EXERCISE AIM: What is needed here is an exact copy of every entry.

Raw records:
========================================================================
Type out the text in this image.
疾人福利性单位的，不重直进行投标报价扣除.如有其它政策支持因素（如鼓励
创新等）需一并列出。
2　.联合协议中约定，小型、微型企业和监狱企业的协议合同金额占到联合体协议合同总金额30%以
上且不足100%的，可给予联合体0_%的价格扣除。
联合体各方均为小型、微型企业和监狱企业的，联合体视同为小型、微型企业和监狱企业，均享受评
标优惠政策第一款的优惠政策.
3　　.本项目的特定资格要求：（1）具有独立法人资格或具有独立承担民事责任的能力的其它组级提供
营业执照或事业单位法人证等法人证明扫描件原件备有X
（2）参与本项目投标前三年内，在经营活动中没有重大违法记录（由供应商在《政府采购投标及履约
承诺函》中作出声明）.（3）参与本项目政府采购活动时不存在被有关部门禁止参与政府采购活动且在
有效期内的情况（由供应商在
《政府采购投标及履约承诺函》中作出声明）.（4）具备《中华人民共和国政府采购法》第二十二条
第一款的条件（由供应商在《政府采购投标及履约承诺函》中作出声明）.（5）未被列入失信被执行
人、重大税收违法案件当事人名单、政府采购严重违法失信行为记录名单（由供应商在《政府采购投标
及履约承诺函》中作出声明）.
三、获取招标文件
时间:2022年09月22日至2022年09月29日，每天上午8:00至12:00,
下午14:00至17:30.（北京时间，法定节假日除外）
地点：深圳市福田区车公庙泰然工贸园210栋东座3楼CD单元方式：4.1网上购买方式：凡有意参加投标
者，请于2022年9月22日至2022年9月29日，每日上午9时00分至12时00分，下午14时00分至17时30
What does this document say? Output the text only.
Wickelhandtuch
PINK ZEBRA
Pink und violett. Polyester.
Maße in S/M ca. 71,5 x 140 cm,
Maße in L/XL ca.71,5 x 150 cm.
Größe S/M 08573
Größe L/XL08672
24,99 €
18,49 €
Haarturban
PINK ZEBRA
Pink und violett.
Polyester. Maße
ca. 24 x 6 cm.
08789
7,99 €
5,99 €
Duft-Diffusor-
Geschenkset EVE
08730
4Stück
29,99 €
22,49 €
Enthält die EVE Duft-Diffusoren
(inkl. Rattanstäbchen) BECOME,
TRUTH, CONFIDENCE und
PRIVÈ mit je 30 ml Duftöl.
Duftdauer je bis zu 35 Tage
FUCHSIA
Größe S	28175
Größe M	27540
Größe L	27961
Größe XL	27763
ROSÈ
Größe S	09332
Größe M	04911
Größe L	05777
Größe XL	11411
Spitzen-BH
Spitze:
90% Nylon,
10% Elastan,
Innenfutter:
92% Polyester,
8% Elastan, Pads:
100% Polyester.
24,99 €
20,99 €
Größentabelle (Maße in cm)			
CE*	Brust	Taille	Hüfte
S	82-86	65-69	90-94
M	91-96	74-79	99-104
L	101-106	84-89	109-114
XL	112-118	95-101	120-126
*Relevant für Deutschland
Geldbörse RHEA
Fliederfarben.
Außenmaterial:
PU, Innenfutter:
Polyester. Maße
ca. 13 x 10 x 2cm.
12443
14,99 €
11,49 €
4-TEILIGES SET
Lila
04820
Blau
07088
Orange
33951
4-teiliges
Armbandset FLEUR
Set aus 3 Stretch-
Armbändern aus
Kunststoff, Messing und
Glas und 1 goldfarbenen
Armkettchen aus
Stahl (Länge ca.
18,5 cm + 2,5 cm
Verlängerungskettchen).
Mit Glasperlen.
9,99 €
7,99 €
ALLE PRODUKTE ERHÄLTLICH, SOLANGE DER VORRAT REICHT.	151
========================================================================
RESPONSE TO THIS TASK:
Type out the text in this image.
疾人福利性单位的，不重直进行投标报价扣除.如有其它政策支持因素（如鼓励
创新等）需一并列出。
2　.联合协议中约定，小型、微型企业和监狱企业的协议合同金额占到联合体协议合同总金额30%以
上且不足100%的，可给予联合体0_%的价格扣除。
联合体各方均为小型、微型企业和监狱企业的，联合体视同为小型、微型企业和监狱企业，均享受评
标优惠政策第一款的优惠政策.
3　　.本项目的特定资格要求：（1）具有独立法人资格或具有独立承担民事责任的能力的其它组级提供
营业执照或事业单位法人证等法人证明扫描件原件备有X
（2）参与本项目投标前三年内，在经营活动中没有重大违法记录（由供应商在《政府采购投标及履约
承诺函》中作出声明）.（3）参与本项目政府采购活动时不存在被有关部门禁止参与政府采购活动且在
有效期内的情况（由供应商在
《政府采购投标及履约承诺函》中作出声明）.（4）具备《中华人民共和国政府采购法》第二十二条
第一款的条件（由供应商在《政府采购投标及履约承诺函》中作出声明）.（5）未被列入失信被执行
人、重大税收违法案件当事人名单、政府采购严重违法失信行为记录名单（由供应商在《政府采购投标
及履约承诺函》中作出声明）.
三、获取招标文件
时间:2022年09月22日至2022年09月29日，每天上午8:00至12:00,
下午14:00至17:30.（北京时间，法定节假日除外）
地点：深圳市福田区车公庙泰然工贸园210栋东座3楼CD单元方式：4.1网上购买方式：凡有意参加投标
者，请于2022年9月22日至2022年9月29日，每日上午9时00分至12时00分，下午14时00分至17时30
What does this document say? Output the text only.
Wickelhandtuch
PINK ZEBRA
Pink und violett. Polyester.
Maße in S/M ca. 71,5 x 140 cm,
Maße in L/XL ca.71,5 x 150 cm.
Größe S/M 08573
Größe L/XL08672
24,99 €
18,49 €
Haarturban
PINK ZEBRA
Pink und violett.
Polyester. Maße
ca. 24 x 6 cm.
08789
7,99 €
5,99 €
Duft-Diffusor-
Geschenkset EVE
08730
4Stück
29,99 €
22,49 €
Enthält die EVE Duft-Diffusoren
(inkl. Rattanstäbchen) BECOME,
TRUTH, CONFIDENCE und
PRIVÈ mit je 30 ml Duftöl.
Duftdauer je bis zu 35 Tage
FUCHSIA
Größe S	28175
Größe M	27540
Größe L	27961
Größe XL	27763
ROSÈ
Größe S	09332
Größe M	04911
Größe L	05777
Größe XL	11411
Spitzen-BH
Spitze:
90% Nylon,
10% Elastan,
Innenfutter:
92% Polyester,
8% Elastan, Pads:
100% Polyester.
24,99 €
20,99 €
Größentabelle (Maße in cm)			
CE*	Brust	Taille	Hüfte
S	82-86	65-69	90-94
M	91-96	74-79	99-104
L	101-106	84-89	109-114
XL	112-118	95-101	120-126
*Relevant für Deutschland
Geldbörse RHEA
Fliederfarben.
Außenmaterial:
PU, Innenfutter:
Polyester. Maße
ca. 13 x 10 x 2cm.
12443
14,99 €
11,49 €
4-TEILIGES SET
Lila
04820
Blau
07088
Orange
33951
4-teiliges
Armbandset FLEUR
Set aus 3 Stretch-
Armbändern aus
Kunststoff, Messing und
Glas und 1 goldfarbenen
Armkettchen aus
Stahl (Länge ca.
18,5 cm + 2,5 cm
Verlängerungskettchen).
Mit Glasperlen.
9,99 €
7,99 €
ALLE PRODUKTE ERHÄLTLICH, SOLANGE DER VORRAT REICHT.	151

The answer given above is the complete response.